> _Written exercise_
Using the records provided below, locate and copy each line that contains the word "chaintrust".

> _Rows_
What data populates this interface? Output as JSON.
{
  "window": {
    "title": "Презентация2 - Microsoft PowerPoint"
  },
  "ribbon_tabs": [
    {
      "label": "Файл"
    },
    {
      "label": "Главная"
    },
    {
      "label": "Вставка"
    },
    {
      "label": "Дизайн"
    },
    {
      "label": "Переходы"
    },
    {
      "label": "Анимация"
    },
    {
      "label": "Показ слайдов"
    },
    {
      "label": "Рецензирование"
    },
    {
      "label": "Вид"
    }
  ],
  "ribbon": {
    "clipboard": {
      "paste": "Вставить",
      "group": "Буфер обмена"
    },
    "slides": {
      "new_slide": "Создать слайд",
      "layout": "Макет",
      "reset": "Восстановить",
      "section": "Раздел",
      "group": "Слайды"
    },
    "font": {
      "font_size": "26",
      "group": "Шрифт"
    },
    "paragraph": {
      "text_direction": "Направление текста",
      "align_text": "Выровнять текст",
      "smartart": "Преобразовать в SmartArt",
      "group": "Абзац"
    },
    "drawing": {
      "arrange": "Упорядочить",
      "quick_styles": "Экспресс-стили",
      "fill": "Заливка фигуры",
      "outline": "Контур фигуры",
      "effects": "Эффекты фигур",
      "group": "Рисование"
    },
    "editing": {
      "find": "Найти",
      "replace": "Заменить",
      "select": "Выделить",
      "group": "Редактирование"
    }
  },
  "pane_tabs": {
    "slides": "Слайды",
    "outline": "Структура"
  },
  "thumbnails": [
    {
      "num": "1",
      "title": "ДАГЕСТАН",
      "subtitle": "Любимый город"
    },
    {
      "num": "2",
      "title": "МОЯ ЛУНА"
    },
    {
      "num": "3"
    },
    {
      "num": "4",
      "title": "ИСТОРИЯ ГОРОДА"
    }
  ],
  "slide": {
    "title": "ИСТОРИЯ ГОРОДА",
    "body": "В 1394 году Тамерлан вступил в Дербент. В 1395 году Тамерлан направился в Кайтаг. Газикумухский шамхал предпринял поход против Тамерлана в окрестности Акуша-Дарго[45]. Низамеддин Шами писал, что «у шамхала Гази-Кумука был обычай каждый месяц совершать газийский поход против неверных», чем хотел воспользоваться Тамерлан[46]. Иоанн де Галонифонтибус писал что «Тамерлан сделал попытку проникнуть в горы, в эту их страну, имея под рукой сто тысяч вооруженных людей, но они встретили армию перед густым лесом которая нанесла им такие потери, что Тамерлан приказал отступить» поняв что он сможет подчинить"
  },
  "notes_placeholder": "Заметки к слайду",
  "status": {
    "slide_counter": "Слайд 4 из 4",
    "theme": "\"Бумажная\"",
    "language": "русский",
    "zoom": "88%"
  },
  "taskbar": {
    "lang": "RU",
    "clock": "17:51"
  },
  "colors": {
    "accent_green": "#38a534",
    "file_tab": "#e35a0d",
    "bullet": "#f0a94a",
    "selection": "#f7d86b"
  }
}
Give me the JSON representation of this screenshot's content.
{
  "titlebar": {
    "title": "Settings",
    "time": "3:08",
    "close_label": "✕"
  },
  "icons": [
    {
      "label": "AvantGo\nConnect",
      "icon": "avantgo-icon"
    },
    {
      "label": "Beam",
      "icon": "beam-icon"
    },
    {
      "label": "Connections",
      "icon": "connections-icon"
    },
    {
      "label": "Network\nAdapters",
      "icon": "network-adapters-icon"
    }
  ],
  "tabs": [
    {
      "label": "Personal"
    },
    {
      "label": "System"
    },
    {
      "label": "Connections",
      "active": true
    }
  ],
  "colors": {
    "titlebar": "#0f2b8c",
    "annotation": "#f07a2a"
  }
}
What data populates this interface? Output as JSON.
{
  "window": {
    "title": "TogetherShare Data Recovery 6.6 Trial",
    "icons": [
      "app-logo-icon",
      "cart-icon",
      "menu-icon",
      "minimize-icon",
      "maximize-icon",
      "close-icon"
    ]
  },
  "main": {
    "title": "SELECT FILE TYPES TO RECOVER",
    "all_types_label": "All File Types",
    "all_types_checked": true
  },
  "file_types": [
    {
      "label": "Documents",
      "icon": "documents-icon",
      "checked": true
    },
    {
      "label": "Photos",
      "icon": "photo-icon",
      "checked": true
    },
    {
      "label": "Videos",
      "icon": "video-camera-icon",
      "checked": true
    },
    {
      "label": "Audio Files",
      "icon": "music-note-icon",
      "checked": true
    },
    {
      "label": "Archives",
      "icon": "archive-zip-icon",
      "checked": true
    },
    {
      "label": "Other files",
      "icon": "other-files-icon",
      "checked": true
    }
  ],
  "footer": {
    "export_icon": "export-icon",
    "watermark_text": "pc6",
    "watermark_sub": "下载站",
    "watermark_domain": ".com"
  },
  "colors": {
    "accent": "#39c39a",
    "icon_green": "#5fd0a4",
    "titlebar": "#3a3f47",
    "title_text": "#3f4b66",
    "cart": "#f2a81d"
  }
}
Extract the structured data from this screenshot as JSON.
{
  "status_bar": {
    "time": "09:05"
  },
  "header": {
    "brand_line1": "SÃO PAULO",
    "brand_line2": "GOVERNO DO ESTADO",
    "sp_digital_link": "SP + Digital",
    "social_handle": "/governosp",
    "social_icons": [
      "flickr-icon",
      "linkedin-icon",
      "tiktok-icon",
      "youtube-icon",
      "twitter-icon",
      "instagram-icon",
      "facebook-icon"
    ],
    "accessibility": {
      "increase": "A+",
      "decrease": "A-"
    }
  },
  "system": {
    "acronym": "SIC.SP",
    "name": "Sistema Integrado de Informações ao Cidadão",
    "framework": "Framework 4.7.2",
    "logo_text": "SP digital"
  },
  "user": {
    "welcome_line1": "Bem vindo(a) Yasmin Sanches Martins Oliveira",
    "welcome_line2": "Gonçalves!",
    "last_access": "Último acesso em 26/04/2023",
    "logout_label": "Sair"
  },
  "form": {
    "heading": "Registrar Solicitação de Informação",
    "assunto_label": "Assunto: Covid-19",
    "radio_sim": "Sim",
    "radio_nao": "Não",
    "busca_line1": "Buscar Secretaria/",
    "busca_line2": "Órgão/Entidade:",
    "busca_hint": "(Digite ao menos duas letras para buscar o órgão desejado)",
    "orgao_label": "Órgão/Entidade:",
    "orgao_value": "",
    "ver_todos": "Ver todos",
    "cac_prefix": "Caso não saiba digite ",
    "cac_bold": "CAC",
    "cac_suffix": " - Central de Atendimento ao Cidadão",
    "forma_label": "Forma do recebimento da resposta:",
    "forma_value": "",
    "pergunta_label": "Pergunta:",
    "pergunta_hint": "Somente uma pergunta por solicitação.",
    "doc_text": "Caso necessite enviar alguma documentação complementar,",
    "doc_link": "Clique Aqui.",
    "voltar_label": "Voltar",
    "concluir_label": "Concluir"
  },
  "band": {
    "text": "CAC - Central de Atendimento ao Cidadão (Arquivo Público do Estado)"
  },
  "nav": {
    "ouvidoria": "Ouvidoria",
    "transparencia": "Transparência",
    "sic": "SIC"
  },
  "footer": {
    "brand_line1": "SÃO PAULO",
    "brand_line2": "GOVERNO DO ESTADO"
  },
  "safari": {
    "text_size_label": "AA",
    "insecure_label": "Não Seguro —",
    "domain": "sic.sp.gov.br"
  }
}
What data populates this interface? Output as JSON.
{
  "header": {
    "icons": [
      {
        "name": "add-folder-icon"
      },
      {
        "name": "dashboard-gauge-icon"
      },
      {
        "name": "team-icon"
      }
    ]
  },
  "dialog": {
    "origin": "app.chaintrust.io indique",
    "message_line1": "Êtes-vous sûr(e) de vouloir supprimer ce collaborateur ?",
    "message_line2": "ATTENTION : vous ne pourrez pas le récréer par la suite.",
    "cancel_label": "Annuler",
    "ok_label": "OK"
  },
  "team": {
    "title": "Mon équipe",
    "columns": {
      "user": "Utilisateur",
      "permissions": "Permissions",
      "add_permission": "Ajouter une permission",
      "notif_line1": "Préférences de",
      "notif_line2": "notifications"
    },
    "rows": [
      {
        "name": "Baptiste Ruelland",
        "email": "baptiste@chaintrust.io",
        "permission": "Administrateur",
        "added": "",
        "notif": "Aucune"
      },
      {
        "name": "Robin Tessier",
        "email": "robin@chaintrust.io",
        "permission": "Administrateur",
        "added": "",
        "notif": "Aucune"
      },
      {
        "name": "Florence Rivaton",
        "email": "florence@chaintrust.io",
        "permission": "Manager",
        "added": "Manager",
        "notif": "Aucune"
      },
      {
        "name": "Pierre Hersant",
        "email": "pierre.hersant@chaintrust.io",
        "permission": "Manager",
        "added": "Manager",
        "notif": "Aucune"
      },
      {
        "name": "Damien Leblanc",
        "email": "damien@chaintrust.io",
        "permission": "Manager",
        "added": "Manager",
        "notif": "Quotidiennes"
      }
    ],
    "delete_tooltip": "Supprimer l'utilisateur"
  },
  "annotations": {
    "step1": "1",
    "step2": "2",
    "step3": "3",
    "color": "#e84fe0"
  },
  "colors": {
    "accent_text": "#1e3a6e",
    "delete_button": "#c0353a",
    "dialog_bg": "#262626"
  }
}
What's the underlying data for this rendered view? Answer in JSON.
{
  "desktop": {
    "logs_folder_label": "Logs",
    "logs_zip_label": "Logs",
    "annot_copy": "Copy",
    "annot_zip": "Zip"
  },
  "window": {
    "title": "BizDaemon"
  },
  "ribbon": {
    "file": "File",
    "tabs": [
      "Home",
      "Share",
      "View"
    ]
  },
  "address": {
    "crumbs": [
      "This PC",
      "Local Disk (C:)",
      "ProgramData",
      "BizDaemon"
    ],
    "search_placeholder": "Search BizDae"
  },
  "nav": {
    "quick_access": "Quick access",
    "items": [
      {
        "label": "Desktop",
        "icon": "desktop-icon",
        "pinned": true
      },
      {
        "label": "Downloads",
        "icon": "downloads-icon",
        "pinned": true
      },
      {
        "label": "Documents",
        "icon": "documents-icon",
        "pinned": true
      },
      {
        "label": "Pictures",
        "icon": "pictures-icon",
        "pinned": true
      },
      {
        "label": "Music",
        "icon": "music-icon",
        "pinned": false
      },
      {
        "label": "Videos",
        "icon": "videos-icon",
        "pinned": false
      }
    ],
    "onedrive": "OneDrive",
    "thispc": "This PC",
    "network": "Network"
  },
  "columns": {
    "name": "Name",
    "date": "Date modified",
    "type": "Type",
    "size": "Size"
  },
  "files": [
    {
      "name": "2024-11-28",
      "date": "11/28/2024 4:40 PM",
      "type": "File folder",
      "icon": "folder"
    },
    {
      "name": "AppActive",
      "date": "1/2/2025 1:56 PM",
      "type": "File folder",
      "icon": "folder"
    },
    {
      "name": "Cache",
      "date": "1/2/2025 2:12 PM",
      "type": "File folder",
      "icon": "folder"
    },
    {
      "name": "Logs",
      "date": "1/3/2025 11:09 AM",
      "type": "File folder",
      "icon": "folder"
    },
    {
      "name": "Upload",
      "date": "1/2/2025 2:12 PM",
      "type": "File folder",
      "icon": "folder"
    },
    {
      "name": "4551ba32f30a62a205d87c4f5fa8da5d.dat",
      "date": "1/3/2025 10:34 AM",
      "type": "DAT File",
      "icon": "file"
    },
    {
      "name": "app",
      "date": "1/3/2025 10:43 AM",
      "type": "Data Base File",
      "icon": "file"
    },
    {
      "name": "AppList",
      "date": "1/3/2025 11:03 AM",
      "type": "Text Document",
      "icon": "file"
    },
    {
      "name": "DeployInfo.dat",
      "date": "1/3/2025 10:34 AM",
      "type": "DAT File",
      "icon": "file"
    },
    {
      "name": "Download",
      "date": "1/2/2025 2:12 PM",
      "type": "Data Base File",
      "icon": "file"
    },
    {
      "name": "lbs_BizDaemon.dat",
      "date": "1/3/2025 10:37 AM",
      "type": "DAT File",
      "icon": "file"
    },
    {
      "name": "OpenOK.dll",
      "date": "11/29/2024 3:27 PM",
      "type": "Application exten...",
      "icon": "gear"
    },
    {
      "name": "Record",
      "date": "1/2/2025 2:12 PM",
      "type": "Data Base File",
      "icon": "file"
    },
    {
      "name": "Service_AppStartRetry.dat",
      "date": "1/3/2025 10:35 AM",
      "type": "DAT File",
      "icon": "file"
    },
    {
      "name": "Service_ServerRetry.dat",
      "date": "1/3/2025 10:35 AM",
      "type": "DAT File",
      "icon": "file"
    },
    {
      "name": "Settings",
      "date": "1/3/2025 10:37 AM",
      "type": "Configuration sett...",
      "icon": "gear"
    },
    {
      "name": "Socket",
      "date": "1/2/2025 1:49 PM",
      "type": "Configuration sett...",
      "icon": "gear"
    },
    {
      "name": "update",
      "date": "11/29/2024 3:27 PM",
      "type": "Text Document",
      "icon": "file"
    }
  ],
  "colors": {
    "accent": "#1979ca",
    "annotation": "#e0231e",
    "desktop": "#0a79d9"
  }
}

> _Exercise solution_
    "origin": "app.chaintrust.io indique",
        "email": "baptiste@chaintrust.io",
        "email": "robin@chaintrust.io",
        "email": "florence@chaintrust.io",
        "email": "pierre.hersant@chaintrust.io",
        "email": "damien@chaintrust.io",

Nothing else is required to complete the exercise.